--- Records shown ---

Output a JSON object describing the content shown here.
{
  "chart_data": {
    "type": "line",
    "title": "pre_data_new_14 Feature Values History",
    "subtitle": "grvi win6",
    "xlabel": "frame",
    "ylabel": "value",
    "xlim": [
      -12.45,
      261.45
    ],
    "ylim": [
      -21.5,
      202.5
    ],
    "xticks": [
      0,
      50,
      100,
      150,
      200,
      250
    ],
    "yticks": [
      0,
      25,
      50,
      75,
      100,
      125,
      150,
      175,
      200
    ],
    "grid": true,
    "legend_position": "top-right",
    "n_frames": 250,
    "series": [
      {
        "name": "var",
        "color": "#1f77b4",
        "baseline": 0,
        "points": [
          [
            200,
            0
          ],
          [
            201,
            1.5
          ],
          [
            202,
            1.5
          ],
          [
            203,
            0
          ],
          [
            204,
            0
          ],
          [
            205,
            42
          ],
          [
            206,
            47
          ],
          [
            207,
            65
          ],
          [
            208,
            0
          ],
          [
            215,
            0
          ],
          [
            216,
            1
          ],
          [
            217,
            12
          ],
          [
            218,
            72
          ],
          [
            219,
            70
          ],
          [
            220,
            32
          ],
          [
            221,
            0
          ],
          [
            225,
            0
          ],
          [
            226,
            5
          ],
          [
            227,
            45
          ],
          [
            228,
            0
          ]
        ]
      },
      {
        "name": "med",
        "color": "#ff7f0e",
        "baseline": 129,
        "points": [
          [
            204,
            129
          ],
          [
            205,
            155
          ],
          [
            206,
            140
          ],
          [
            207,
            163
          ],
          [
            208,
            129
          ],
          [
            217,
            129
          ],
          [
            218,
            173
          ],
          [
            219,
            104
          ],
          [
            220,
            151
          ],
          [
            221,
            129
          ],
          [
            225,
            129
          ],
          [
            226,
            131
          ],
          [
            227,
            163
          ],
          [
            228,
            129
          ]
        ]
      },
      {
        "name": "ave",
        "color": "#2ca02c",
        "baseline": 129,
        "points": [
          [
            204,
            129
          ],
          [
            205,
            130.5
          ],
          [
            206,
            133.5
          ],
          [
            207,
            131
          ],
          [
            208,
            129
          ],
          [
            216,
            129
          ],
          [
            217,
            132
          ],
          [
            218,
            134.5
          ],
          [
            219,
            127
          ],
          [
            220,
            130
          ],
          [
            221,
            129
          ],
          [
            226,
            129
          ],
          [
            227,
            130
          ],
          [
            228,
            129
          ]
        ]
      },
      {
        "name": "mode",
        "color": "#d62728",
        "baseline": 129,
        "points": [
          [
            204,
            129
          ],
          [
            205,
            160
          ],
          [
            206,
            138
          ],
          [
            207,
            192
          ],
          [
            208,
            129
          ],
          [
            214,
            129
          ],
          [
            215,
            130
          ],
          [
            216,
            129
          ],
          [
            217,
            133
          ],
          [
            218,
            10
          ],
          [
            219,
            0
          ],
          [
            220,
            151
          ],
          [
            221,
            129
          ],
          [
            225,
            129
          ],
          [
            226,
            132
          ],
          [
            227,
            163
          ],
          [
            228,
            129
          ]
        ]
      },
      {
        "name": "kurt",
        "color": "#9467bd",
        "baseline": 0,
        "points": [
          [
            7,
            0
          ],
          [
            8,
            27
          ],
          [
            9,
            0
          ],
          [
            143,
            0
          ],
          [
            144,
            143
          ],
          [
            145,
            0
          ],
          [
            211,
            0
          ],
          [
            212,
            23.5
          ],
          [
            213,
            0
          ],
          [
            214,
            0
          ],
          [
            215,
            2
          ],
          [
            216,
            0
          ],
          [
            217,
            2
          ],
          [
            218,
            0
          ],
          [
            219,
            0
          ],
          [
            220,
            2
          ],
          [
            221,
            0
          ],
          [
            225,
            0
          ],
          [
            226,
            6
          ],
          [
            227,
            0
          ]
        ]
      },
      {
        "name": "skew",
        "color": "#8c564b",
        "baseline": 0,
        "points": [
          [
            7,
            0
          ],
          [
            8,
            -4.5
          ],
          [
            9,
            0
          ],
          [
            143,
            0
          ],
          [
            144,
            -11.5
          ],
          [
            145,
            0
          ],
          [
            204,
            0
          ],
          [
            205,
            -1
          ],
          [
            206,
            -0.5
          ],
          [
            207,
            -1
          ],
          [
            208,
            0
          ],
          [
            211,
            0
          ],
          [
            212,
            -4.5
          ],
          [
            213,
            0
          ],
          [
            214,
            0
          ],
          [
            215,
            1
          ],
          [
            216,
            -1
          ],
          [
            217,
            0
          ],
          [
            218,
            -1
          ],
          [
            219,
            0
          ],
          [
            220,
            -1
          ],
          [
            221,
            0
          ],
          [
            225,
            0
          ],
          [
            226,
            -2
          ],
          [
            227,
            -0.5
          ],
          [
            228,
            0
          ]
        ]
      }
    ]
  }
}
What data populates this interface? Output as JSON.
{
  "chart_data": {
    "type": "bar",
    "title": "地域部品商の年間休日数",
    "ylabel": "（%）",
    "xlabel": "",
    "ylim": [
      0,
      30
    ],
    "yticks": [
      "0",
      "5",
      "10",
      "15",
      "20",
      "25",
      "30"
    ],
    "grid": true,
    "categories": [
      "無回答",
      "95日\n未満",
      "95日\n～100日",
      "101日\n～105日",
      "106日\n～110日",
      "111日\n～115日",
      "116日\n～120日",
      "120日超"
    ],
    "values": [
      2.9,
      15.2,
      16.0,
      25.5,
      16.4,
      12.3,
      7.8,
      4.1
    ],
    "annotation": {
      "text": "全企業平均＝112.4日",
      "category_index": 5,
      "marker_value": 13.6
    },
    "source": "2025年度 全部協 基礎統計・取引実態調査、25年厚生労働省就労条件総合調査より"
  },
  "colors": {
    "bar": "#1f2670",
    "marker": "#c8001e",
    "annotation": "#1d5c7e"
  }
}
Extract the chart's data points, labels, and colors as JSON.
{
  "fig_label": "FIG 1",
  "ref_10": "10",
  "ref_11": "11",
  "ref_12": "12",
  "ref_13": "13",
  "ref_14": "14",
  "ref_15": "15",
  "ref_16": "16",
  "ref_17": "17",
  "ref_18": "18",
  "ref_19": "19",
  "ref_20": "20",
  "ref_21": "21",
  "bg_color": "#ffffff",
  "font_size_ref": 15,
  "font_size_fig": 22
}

---

- **Task goal**
Above are the records; copy every line in them that holds the word "colors".

- **Response**
  "colors": {
Extract the chart's data points, labels, and colors as JSON.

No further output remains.